▸ Directions: Please print every record below exactly as it appears.
▶
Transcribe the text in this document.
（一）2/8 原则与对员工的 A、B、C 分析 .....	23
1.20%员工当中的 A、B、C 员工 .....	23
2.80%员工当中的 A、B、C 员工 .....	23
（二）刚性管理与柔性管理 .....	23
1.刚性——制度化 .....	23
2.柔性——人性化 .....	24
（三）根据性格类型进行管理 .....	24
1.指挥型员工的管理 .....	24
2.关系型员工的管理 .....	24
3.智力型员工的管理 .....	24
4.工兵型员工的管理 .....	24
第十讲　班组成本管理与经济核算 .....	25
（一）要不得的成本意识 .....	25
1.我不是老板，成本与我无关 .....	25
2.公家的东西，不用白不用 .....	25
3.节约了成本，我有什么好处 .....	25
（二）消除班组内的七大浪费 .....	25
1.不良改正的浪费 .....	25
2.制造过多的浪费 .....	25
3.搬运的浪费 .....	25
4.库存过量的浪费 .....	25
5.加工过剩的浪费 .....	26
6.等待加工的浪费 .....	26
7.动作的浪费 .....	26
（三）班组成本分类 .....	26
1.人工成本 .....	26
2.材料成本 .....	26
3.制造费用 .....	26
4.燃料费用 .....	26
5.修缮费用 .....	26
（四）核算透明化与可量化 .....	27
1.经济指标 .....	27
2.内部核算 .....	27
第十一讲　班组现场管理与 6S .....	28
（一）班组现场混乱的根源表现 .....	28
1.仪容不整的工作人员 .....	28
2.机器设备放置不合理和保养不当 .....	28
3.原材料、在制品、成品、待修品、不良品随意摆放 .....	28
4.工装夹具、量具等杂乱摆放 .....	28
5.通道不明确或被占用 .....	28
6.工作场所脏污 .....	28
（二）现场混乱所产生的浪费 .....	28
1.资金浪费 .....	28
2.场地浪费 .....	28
◀
▸ Response to this task:
Transcribe the text in this document.
（一）2/8 原则与对员工的 A、B、C 分析 .....	23
1.20%员工当中的 A、B、C 员工 .....	23
2.80%员工当中的 A、B、C 员工 .....	23
（二）刚性管理与柔性管理 .....	23
1.刚性——制度化 .....	23
2.柔性——人性化 .....	24
（三）根据性格类型进行管理 .....	24
1.指挥型员工的管理 .....	24
2.关系型员工的管理 .....	24
3.智力型员工的管理 .....	24
4.工兵型员工的管理 .....	24
第十讲　班组成本管理与经济核算 .....	25
（一）要不得的成本意识 .....	25
1.我不是老板，成本与我无关 .....	25
2.公家的东西，不用白不用 .....	25
3.节约了成本，我有什么好处 .....	25
（二）消除班组内的七大浪费 .....	25
1.不良改正的浪费 .....	25
2.制造过多的浪费 .....	25
3.搬运的浪费 .....	25
4.库存过量的浪费 .....	25
5.加工过剩的浪费 .....	26
6.等待加工的浪费 .....	26
7.动作的浪费 .....	26
（三）班组成本分类 .....	26
1.人工成本 .....	26
2.材料成本 .....	26
3.制造费用 .....	26
4.燃料费用 .....	26
5.修缮费用 .....	26
（四）核算透明化与可量化 .....	27
1.经济指标 .....	27
2.内部核算 .....	27
第十一讲　班组现场管理与 6S .....	28
（一）班组现场混乱的根源表现 .....	28
1.仪容不整的工作人员 .....	28
2.机器设备放置不合理和保养不当 .....	28
3.原材料、在制品、成品、待修品、不良品随意摆放 .....	28
4.工装夹具、量具等杂乱摆放 .....	28
5.通道不明确或被占用 .....	28
6.工作场所脏污 .....	28
（二）现场混乱所产生的浪费 .....	28
1.资金浪费 .....	28
2.场地浪费 .....	28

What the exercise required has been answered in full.